▸ **Exercise inputs**
=== Section Start ===

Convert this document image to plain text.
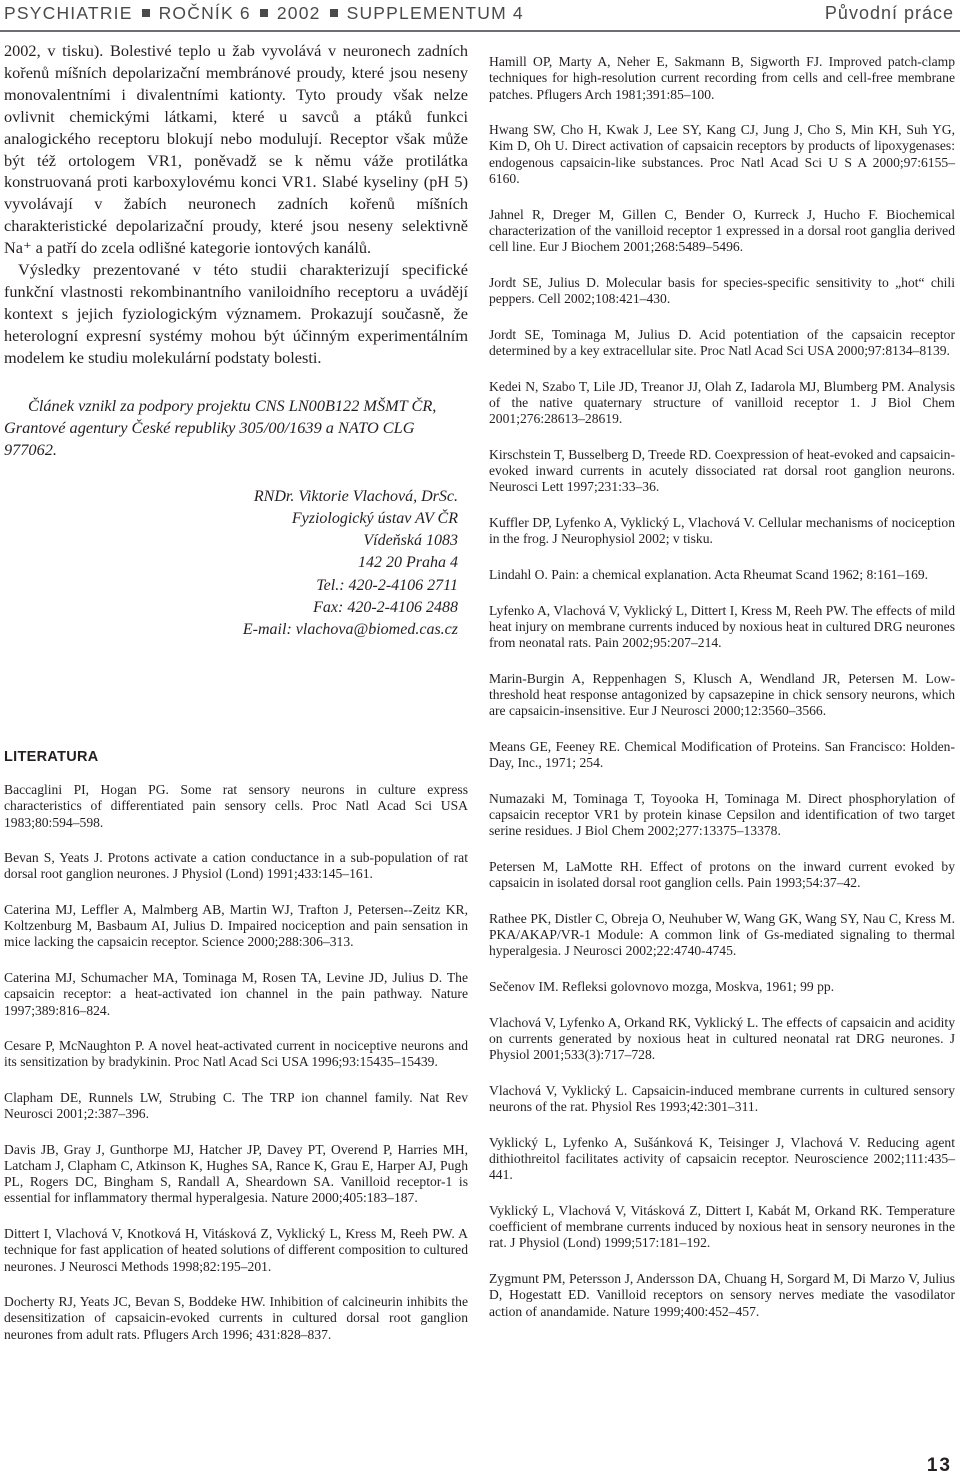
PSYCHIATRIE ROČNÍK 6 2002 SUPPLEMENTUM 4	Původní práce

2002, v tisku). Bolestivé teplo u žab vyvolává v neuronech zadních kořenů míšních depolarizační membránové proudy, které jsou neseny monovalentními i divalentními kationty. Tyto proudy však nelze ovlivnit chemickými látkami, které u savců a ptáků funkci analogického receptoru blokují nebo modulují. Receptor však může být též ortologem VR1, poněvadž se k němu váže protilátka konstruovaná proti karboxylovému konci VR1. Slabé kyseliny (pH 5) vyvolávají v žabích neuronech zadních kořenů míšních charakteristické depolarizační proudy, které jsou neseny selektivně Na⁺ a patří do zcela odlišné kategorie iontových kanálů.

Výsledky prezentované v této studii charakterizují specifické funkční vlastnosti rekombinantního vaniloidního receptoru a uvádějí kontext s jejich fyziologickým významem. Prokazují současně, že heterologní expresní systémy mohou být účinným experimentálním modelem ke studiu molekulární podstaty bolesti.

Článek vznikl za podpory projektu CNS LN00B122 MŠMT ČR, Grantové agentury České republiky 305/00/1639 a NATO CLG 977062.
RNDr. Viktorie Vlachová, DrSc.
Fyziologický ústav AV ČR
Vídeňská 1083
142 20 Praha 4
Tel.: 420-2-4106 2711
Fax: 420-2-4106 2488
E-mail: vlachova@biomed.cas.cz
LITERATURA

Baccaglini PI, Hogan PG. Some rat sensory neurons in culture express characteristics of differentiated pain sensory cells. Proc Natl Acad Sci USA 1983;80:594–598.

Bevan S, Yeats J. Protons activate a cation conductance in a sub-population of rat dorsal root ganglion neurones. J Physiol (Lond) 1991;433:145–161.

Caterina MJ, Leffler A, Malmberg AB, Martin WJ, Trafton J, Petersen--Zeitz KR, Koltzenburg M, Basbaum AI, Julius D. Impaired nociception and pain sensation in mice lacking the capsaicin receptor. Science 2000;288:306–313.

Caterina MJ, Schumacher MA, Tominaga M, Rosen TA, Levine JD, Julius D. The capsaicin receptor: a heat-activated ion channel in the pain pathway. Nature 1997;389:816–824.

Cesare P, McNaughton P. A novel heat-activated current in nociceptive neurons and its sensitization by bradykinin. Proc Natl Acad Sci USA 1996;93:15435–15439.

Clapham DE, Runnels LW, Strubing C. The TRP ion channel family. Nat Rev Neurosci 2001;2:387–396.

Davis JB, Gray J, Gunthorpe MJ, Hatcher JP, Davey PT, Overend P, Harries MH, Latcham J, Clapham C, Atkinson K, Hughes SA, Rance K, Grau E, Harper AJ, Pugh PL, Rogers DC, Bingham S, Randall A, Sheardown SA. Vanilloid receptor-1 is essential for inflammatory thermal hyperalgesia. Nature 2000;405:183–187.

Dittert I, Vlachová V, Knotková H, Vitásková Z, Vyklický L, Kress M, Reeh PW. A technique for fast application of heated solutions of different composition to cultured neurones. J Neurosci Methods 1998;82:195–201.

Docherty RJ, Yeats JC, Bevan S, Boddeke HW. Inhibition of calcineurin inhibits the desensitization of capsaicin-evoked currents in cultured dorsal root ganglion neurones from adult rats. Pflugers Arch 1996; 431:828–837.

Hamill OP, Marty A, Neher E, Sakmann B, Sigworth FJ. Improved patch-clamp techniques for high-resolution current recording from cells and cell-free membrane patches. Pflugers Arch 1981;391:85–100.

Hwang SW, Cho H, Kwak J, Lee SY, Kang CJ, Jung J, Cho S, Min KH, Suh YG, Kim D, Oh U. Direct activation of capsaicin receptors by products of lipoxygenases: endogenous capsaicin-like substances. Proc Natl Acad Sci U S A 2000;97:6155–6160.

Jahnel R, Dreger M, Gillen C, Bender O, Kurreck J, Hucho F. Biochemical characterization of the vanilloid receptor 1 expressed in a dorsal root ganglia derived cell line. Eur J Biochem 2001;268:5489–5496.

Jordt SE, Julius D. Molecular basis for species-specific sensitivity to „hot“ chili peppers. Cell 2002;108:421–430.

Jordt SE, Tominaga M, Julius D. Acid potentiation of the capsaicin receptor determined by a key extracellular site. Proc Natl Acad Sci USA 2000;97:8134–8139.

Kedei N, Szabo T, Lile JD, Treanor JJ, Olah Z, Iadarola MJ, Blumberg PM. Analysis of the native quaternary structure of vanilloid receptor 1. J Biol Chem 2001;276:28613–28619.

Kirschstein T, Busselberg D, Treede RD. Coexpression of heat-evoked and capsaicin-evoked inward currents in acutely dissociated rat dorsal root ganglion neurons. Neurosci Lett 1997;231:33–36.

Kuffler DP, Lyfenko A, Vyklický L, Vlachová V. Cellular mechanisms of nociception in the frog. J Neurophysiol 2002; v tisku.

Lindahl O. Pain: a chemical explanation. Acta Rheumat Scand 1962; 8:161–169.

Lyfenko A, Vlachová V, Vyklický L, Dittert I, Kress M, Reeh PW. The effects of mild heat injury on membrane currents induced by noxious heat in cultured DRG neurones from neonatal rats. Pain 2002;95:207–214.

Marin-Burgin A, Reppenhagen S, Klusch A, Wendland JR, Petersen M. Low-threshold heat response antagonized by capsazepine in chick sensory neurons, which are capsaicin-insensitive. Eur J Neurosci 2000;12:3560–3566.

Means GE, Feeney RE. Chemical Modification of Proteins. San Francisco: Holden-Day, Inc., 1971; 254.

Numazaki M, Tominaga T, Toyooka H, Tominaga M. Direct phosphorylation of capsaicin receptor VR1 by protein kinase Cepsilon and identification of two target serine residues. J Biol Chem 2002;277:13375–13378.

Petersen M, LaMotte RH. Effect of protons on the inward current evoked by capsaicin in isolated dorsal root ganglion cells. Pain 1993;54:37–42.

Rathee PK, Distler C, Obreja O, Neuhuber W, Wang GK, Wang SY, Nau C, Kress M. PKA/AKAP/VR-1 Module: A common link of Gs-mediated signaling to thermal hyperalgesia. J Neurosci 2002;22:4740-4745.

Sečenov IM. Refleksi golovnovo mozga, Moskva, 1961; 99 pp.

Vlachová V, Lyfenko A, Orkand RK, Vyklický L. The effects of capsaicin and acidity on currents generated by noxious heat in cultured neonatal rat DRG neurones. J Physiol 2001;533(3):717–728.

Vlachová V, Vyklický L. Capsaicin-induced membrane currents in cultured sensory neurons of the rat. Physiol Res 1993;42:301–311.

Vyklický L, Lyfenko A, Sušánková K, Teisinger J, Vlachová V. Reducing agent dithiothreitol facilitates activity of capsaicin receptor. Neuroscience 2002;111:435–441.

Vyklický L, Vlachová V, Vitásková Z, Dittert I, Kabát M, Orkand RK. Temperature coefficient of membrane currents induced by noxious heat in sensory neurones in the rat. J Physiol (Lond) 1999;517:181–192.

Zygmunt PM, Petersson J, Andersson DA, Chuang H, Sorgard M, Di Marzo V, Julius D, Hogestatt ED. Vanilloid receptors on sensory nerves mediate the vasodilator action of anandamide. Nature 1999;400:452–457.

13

=== Section End ===

▸ **Activity**
All of the entries above should be copied exactly, with the images left out.

▸ **Exercise output**
Convert this document image to plain text.
PSYCHIATRIE ROČNÍK 6 2002 SUPPLEMENTUM 4	Původní práce

2002, v tisku). Bolestivé teplo u žab vyvolává v neuronech zadních kořenů míšních depolarizační membránové proudy, které jsou neseny monovalentními i divalentními kationty. Tyto proudy však nelze ovlivnit chemickými látkami, které u savců a ptáků funkci analogického receptoru blokují nebo modulují. Receptor však může být též ortologem VR1, poněvadž se k němu váže protilátka konstruovaná proti karboxylovému konci VR1. Slabé kyseliny (pH 5) vyvolávají v žabích neuronech zadních kořenů míšních charakteristické depolarizační proudy, které jsou neseny selektivně Na⁺ a patří do zcela odlišné kategorie iontových kanálů.

Výsledky prezentované v této studii charakterizují specifické funkční vlastnosti rekombinantního vaniloidního receptoru a uvádějí kontext s jejich fyziologickým významem. Prokazují současně, že heterologní expresní systémy mohou být účinným experimentálním modelem ke studiu molekulární podstaty bolesti.

Článek vznikl za podpory projektu CNS LN00B122 MŠMT ČR, Grantové agentury České republiky 305/00/1639 a NATO CLG 977062.
RNDr. Viktorie Vlachová, DrSc.
Fyziologický ústav AV ČR
Vídeňská 1083
142 20 Praha 4
Tel.: 420-2-4106 2711
Fax: 420-2-4106 2488
E-mail: vlachova@biomed.cas.cz
LITERATURA

Baccaglini PI, Hogan PG. Some rat sensory neurons in culture express characteristics of differentiated pain sensory cells. Proc Natl Acad Sci USA 1983;80:594–598.

Bevan S, Yeats J. Protons activate a cation conductance in a sub-population of rat dorsal root ganglion neurones. J Physiol (Lond) 1991;433:145–161.

Caterina MJ, Leffler A, Malmberg AB, Martin WJ, Trafton J, Petersen--Zeitz KR, Koltzenburg M, Basbaum AI, Julius D. Impaired nociception and pain sensation in mice lacking the capsaicin receptor. Science 2000;288:306–313.

Caterina MJ, Schumacher MA, Tominaga M, Rosen TA, Levine JD, Julius D. The capsaicin receptor: a heat-activated ion channel in the pain pathway. Nature 1997;389:816–824.

Cesare P, McNaughton P. A novel heat-activated current in nociceptive neurons and its sensitization by bradykinin. Proc Natl Acad Sci USA 1996;93:15435–15439.

Clapham DE, Runnels LW, Strubing C. The TRP ion channel family. Nat Rev Neurosci 2001;2:387–396.

Davis JB, Gray J, Gunthorpe MJ, Hatcher JP, Davey PT, Overend P, Harries MH, Latcham J, Clapham C, Atkinson K, Hughes SA, Rance K, Grau E, Harper AJ, Pugh PL, Rogers DC, Bingham S, Randall A, Sheardown SA. Vanilloid receptor-1 is essential for inflammatory thermal hyperalgesia. Nature 2000;405:183–187.

Dittert I, Vlachová V, Knotková H, Vitásková Z, Vyklický L, Kress M, Reeh PW. A technique for fast application of heated solutions of different composition to cultured neurones. J Neurosci Methods 1998;82:195–201.

Docherty RJ, Yeats JC, Bevan S, Boddeke HW. Inhibition of calcineurin inhibits the desensitization of capsaicin-evoked currents in cultured dorsal root ganglion neurones from adult rats. Pflugers Arch 1996; 431:828–837.

Hamill OP, Marty A, Neher E, Sakmann B, Sigworth FJ. Improved patch-clamp techniques for high-resolution current recording from cells and cell-free membrane patches. Pflugers Arch 1981;391:85–100.

Hwang SW, Cho H, Kwak J, Lee SY, Kang CJ, Jung J, Cho S, Min KH, Suh YG, Kim D, Oh U. Direct activation of capsaicin receptors by products of lipoxygenases: endogenous capsaicin-like substances. Proc Natl Acad Sci U S A 2000;97:6155–6160.

Jahnel R, Dreger M, Gillen C, Bender O, Kurreck J, Hucho F. Biochemical characterization of the vanilloid receptor 1 expressed in a dorsal root ganglia derived cell line. Eur J Biochem 2001;268:5489–5496.

Jordt SE, Julius D. Molecular basis for species-specific sensitivity to „hot“ chili peppers. Cell 2002;108:421–430.

Jordt SE, Tominaga M, Julius D. Acid potentiation of the capsaicin receptor determined by a key extracellular site. Proc Natl Acad Sci USA 2000;97:8134–8139.

Kedei N, Szabo T, Lile JD, Treanor JJ, Olah Z, Iadarola MJ, Blumberg PM. Analysis of the native quaternary structure of vanilloid receptor 1. J Biol Chem 2001;276:28613–28619.

Kirschstein T, Busselberg D, Treede RD. Coexpression of heat-evoked and capsaicin-evoked inward currents in acutely dissociated rat dorsal root ganglion neurons. Neurosci Lett 1997;231:33–36.

Kuffler DP, Lyfenko A, Vyklický L, Vlachová V. Cellular mechanisms of nociception in the frog. J Neurophysiol 2002; v tisku.

Lindahl O. Pain: a chemical explanation. Acta Rheumat Scand 1962; 8:161–169.

Lyfenko A, Vlachová V, Vyklický L, Dittert I, Kress M, Reeh PW. The effects of mild heat injury on membrane currents induced by noxious heat in cultured DRG neurones from neonatal rats. Pain 2002;95:207–214.

Marin-Burgin A, Reppenhagen S, Klusch A, Wendland JR, Petersen M. Low-threshold heat response antagonized by capsazepine in chick sensory neurons, which are capsaicin-insensitive. Eur J Neurosci 2000;12:3560–3566.

Means GE, Feeney RE. Chemical Modification of Proteins. San Francisco: Holden-Day, Inc., 1971; 254.

Numazaki M, Tominaga T, Toyooka H, Tominaga M. Direct phosphorylation of capsaicin receptor VR1 by protein kinase Cepsilon and identification of two target serine residues. J Biol Chem 2002;277:13375–13378.

Petersen M, LaMotte RH. Effect of protons on the inward current evoked by capsaicin in isolated dorsal root ganglion cells. Pain 1993;54:37–42.

Rathee PK, Distler C, Obreja O, Neuhuber W, Wang GK, Wang SY, Nau C, Kress M. PKA/AKAP/VR-1 Module: A common link of Gs-mediated signaling to thermal hyperalgesia. J Neurosci 2002;22:4740-4745.

Sečenov IM. Refleksi golovnovo mozga, Moskva, 1961; 99 pp.

Vlachová V, Lyfenko A, Orkand RK, Vyklický L. The effects of capsaicin and acidity on currents generated by noxious heat in cultured neonatal rat DRG neurones. J Physiol 2001;533(3):717–728.

Vlachová V, Vyklický L. Capsaicin-induced membrane currents in cultured sensory neurons of the rat. Physiol Res 1993;42:301–311.

Vyklický L, Lyfenko A, Sušánková K, Teisinger J, Vlachová V. Reducing agent dithiothreitol facilitates activity of capsaicin receptor. Neuroscience 2002;111:435–441.

Vyklický L, Vlachová V, Vitásková Z, Dittert I, Kabát M, Orkand RK. Temperature coefficient of membrane currents induced by noxious heat in sensory neurones in the rat. J Physiol (Lond) 1999;517:181–192.

Zygmunt PM, Petersson J, Andersson DA, Chuang H, Sorgard M, Di Marzo V, Julius D, Hogestatt ED. Vanilloid receptors on sensory nerves mediate the vasodilator action of anandamide. Nature 1999;400:452–457.

13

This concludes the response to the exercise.